- **Dataset rows for apps and sites**

•••••

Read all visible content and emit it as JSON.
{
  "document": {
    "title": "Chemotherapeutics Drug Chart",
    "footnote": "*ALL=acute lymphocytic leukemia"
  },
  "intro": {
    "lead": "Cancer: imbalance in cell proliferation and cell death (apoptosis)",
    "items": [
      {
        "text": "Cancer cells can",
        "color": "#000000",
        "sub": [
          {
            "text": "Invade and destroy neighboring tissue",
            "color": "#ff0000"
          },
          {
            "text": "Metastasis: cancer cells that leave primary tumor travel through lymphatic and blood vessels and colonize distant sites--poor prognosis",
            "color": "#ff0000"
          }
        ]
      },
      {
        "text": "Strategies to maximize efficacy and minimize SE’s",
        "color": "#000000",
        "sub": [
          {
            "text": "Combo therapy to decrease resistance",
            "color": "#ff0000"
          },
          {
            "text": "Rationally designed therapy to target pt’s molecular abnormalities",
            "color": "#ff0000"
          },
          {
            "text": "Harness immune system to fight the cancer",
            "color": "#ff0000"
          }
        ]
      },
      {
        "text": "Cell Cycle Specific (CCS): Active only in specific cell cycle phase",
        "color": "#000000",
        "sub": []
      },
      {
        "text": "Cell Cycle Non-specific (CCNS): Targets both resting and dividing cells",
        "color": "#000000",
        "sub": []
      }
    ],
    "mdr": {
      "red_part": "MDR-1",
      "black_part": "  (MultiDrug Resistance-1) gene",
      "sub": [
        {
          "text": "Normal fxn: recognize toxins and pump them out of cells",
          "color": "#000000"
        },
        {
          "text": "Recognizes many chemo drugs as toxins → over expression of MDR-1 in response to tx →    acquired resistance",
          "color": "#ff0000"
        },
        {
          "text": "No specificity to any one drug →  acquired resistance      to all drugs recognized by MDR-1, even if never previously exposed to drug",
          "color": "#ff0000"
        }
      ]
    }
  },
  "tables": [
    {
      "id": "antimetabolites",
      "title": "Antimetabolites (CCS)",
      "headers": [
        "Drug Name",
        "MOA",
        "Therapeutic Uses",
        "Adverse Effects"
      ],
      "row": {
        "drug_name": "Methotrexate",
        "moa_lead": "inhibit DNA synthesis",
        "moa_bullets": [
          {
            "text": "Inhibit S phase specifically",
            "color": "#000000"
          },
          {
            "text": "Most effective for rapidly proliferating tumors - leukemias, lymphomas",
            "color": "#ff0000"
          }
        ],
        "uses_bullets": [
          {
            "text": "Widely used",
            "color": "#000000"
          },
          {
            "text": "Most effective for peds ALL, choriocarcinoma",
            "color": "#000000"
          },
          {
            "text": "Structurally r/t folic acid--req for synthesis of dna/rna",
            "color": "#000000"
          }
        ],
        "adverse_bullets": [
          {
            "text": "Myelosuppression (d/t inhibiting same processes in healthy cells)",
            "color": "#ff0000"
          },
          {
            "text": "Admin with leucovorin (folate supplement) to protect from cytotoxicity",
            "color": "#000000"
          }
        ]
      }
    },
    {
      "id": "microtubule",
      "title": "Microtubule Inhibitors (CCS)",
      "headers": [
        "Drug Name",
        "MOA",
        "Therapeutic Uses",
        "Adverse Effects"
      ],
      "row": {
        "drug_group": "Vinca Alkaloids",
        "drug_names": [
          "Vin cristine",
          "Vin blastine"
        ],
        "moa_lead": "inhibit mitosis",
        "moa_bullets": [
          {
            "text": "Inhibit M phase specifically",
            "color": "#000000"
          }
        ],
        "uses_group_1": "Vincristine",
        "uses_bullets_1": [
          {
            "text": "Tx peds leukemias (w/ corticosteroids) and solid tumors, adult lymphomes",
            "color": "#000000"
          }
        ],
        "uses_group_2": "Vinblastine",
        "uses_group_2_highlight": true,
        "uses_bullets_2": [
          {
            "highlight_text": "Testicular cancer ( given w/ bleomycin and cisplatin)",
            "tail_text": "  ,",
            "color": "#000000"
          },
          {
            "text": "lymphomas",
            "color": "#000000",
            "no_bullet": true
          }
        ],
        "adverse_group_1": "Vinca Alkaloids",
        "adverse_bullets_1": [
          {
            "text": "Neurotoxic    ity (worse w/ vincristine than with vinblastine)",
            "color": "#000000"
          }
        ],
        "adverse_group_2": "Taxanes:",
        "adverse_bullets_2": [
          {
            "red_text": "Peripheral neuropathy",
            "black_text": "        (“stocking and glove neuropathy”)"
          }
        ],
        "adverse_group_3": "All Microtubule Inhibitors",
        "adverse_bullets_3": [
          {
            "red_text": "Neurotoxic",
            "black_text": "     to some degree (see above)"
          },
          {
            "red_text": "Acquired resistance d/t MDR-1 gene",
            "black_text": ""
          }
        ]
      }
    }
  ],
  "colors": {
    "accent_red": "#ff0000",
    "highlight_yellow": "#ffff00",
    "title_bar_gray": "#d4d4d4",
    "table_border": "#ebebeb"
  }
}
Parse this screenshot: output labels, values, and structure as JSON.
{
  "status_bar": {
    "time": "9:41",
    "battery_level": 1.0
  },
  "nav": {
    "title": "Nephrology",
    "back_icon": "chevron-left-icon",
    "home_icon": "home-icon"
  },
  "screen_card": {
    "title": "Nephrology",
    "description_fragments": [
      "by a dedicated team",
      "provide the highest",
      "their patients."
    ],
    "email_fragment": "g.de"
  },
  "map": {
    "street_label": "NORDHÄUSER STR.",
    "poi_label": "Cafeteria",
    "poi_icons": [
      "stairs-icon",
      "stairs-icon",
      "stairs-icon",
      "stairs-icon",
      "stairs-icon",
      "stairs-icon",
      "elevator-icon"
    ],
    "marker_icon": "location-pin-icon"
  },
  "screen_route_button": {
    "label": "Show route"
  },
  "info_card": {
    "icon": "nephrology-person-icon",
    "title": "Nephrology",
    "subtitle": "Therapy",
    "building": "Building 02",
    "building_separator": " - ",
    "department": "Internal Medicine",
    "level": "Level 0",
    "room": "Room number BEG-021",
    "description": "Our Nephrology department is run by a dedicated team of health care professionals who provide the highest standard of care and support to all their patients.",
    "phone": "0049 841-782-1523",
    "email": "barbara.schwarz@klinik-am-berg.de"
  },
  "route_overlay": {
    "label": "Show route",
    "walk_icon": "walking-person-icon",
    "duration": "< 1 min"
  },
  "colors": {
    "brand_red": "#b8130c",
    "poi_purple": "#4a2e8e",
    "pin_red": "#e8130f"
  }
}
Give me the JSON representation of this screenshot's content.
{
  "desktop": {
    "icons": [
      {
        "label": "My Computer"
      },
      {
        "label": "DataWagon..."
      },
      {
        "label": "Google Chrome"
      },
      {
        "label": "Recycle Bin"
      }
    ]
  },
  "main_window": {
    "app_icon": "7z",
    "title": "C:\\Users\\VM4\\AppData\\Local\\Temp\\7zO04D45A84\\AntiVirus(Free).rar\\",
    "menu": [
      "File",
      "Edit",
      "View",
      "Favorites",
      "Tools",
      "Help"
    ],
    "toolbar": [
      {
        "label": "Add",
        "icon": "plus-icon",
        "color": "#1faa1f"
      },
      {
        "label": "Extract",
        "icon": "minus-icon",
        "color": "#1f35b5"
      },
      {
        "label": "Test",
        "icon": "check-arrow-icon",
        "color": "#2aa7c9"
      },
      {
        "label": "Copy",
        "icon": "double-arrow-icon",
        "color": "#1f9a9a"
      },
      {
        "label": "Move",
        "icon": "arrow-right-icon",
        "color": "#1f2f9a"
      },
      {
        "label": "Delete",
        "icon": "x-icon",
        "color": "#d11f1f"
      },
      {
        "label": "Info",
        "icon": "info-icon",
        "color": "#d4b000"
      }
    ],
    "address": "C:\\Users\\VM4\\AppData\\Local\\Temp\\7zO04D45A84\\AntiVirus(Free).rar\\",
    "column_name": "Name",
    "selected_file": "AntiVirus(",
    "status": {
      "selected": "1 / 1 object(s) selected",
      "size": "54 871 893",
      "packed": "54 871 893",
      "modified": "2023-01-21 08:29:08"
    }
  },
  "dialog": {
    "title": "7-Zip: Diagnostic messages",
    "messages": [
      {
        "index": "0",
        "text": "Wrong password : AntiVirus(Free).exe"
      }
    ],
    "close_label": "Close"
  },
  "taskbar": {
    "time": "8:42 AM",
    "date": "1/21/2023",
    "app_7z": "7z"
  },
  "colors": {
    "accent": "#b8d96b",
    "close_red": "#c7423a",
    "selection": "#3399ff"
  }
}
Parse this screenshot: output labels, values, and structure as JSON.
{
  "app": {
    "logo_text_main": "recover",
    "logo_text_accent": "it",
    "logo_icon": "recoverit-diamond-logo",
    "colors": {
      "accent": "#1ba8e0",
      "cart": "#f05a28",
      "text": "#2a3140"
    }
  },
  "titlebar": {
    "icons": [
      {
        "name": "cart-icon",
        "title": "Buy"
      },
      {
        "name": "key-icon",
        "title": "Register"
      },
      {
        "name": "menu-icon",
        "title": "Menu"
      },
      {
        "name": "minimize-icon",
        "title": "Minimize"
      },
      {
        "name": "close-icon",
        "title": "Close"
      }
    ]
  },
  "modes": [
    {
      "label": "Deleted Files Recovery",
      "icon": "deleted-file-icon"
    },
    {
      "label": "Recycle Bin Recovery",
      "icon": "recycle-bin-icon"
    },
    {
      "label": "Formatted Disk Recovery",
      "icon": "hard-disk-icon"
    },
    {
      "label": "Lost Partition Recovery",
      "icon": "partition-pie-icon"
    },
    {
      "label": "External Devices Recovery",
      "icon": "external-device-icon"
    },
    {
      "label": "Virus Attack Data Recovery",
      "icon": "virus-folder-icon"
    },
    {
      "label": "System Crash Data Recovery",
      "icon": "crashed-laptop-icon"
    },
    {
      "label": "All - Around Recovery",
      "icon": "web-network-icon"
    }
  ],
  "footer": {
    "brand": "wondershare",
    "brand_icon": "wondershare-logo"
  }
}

•••••

- **What to do**
In the entries above, find each line containing the string "Inhibitors" and copy it.

- **Answer**
      "title": "Microtubule Inhibitors (CCS)",
        "adverse_group_3": "All Microtubule Inhibitors",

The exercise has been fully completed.